What you will do: Copy out, from the entries below, each line holding the string "multi".

====== Records for this task

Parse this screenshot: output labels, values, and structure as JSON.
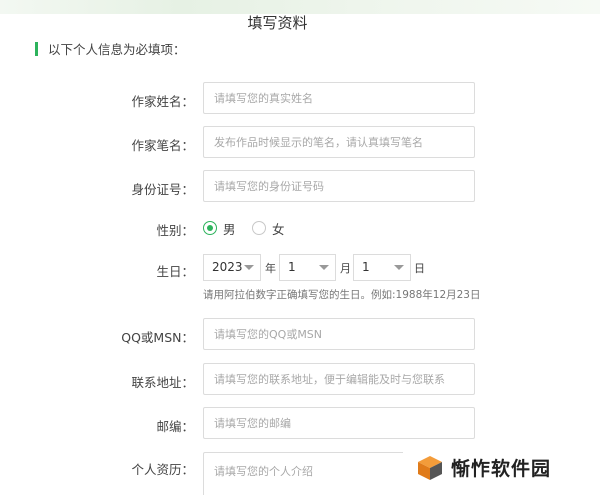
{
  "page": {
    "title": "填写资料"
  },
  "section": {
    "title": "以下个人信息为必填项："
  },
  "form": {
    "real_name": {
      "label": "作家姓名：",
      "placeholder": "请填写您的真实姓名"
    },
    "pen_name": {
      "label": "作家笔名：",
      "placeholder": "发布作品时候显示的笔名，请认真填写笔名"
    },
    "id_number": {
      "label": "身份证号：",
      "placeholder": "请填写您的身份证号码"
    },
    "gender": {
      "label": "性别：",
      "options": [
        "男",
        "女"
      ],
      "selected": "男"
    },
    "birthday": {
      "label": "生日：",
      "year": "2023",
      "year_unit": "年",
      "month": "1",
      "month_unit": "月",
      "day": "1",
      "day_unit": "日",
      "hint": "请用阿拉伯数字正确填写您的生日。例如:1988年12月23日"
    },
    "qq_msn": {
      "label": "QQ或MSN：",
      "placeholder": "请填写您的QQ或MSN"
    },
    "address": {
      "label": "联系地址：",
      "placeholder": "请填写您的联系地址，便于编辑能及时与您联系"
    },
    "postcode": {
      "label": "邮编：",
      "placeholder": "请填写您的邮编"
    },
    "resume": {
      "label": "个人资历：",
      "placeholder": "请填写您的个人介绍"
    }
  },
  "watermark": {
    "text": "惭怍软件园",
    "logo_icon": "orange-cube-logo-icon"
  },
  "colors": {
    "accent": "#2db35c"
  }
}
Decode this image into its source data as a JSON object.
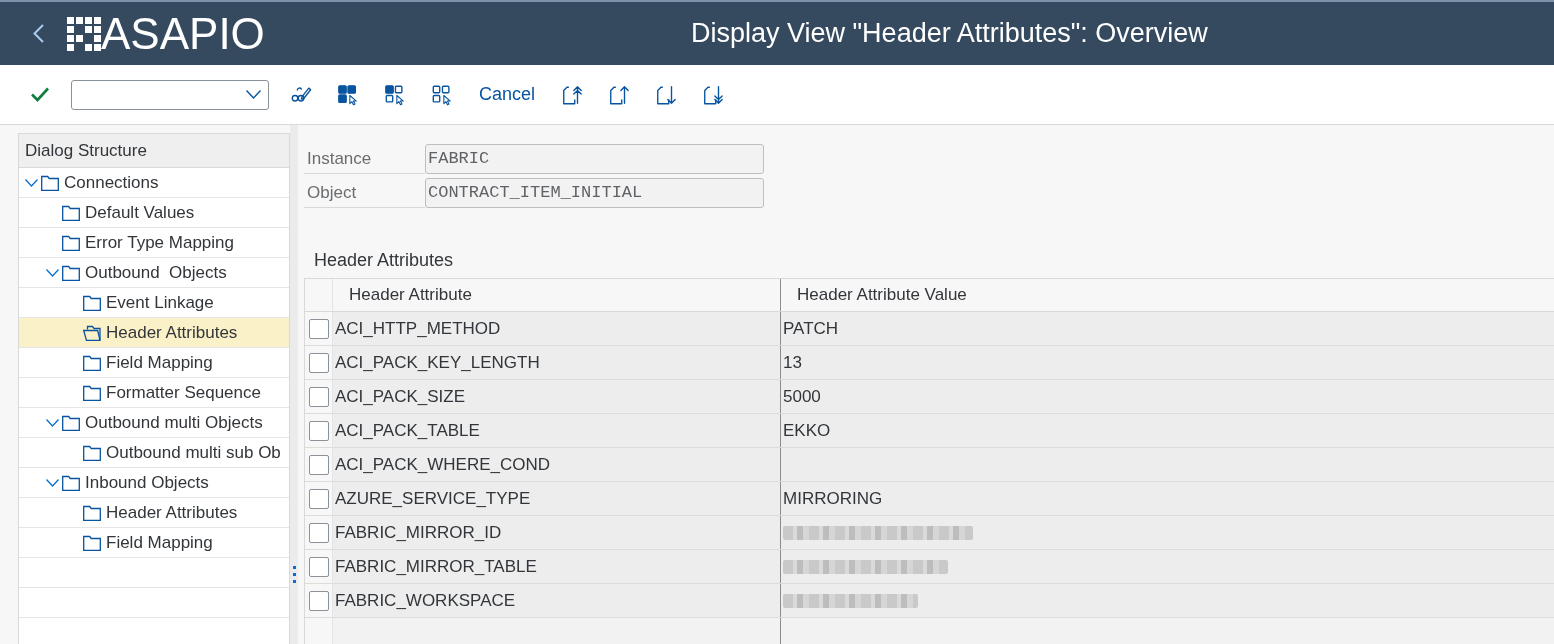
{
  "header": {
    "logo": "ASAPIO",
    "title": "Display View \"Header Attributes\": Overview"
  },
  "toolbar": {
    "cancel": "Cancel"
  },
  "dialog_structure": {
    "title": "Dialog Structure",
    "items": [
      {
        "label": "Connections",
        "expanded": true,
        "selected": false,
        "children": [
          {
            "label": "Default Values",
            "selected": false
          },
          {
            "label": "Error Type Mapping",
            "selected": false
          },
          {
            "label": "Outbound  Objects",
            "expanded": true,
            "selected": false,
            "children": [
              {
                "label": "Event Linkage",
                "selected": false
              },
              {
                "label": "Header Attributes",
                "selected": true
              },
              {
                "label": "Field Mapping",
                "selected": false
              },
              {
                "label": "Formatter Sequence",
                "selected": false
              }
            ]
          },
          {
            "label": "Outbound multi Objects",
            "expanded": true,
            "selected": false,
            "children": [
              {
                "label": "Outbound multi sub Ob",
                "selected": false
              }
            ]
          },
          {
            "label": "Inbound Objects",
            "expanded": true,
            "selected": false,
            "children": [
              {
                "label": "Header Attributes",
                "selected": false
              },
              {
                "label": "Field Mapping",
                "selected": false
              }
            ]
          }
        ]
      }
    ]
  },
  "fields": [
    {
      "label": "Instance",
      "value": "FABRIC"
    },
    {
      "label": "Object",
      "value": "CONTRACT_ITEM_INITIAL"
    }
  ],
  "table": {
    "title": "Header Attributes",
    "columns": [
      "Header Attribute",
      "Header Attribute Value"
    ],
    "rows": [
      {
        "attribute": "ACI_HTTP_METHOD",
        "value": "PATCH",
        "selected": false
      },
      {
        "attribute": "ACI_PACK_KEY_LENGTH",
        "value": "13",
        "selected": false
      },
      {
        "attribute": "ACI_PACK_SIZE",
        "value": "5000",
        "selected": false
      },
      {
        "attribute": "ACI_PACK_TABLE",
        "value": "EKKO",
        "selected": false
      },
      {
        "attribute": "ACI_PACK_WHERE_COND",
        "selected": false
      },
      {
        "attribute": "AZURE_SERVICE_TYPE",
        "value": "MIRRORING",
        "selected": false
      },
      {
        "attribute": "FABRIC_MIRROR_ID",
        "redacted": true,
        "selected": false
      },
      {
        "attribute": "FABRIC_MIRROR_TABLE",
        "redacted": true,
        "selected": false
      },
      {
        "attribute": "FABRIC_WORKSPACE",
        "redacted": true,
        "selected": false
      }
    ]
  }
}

============

Answer to the problem:
            "label": "Outbound multi Objects",
                "label": "Outbound multi sub Ob",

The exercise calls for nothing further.